SHORT TASK> Keep only the lines of the data below that contain "mostly", and copy them.

INPUT MATERIAL>
◇ ◇ ◇ ◇ ◇ ◇ ◇

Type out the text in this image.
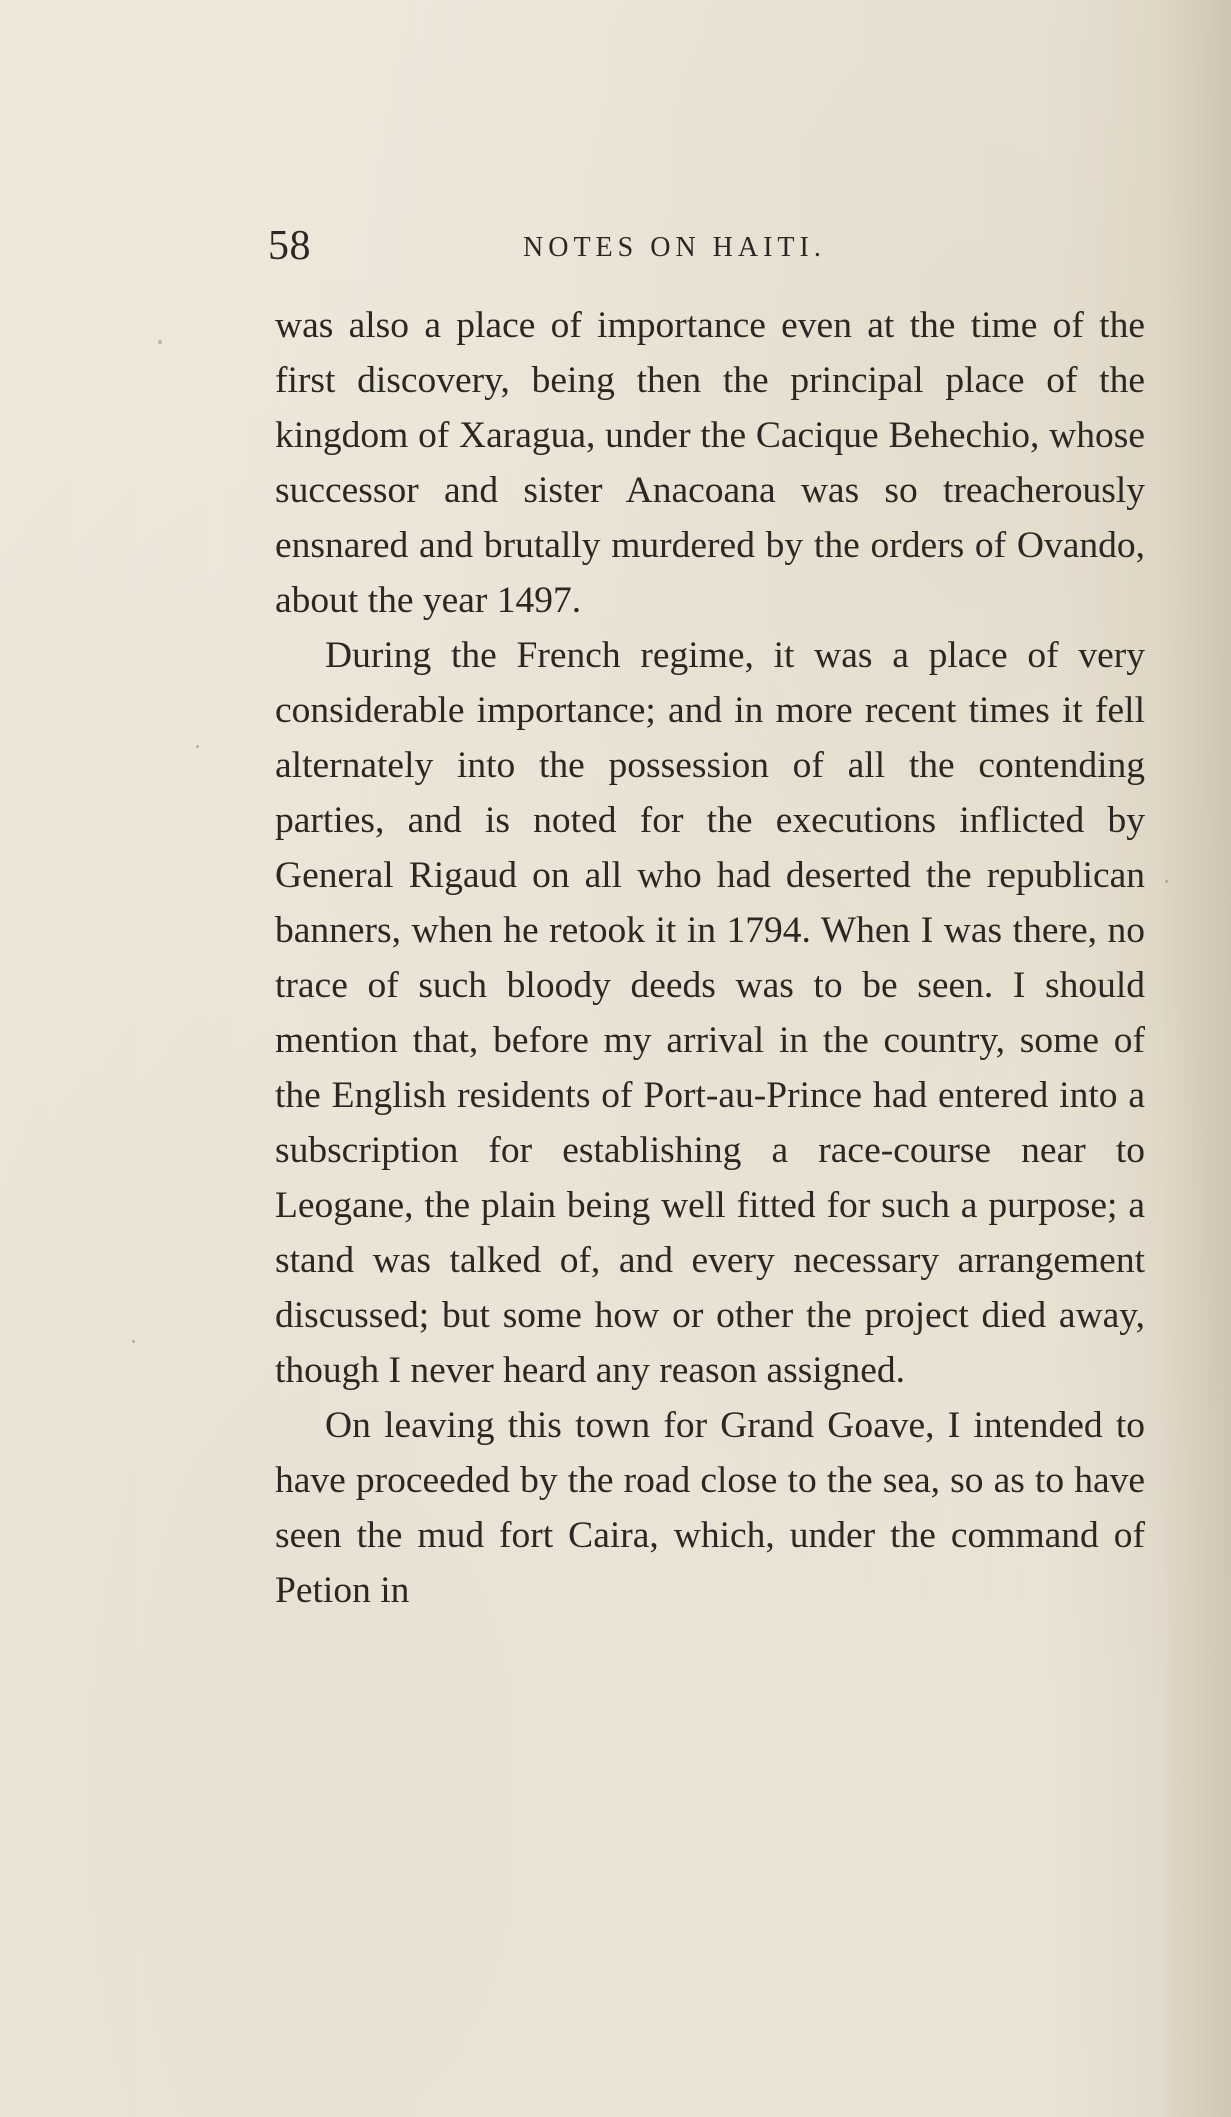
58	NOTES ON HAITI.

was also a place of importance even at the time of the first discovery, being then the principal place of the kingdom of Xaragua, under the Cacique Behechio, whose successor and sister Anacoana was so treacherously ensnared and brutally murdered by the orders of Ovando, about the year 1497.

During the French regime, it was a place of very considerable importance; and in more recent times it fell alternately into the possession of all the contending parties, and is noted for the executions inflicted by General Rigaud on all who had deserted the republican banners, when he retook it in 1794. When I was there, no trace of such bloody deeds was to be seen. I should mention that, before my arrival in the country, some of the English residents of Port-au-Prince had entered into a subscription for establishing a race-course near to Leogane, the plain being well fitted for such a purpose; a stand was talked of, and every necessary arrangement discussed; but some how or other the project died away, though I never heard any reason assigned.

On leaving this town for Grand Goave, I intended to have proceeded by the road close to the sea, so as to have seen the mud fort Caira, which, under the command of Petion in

◇ ◇ ◇ ◇ ◇ ◇ ◇

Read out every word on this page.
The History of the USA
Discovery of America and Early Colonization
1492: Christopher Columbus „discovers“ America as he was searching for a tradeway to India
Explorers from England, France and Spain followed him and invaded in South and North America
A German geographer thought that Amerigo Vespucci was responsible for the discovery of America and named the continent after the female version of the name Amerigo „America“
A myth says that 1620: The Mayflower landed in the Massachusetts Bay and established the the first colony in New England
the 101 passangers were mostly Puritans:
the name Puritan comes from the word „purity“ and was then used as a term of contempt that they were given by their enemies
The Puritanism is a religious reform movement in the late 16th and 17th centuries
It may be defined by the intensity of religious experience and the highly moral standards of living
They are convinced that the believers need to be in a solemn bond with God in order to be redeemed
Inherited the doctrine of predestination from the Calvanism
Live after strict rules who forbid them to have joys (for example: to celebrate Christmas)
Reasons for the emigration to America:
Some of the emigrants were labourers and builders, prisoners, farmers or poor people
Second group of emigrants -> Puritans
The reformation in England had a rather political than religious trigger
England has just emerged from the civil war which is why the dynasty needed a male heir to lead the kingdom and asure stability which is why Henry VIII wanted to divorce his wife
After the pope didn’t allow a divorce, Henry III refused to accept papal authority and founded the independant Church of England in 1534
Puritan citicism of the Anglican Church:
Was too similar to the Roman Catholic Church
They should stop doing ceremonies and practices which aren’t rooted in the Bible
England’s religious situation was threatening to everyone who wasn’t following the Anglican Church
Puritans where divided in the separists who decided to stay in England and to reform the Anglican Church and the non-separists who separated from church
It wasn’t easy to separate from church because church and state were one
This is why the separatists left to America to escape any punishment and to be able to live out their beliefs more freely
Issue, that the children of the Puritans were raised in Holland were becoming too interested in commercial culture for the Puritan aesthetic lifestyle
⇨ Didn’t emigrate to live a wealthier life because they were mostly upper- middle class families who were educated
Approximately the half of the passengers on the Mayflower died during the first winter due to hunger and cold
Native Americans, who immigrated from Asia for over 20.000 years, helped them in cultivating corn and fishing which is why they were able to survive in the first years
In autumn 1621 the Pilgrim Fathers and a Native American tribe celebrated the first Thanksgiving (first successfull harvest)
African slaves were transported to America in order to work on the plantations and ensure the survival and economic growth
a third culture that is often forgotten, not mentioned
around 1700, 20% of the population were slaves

◇ ◇ ◇ ◇ ◇ ◇ ◇

THE COMPLETED TASK>
the 101 passangers were mostly Puritans:
⇨ Didn’t emigrate to live a wealthier life because they were mostly upper- middle class families who were educated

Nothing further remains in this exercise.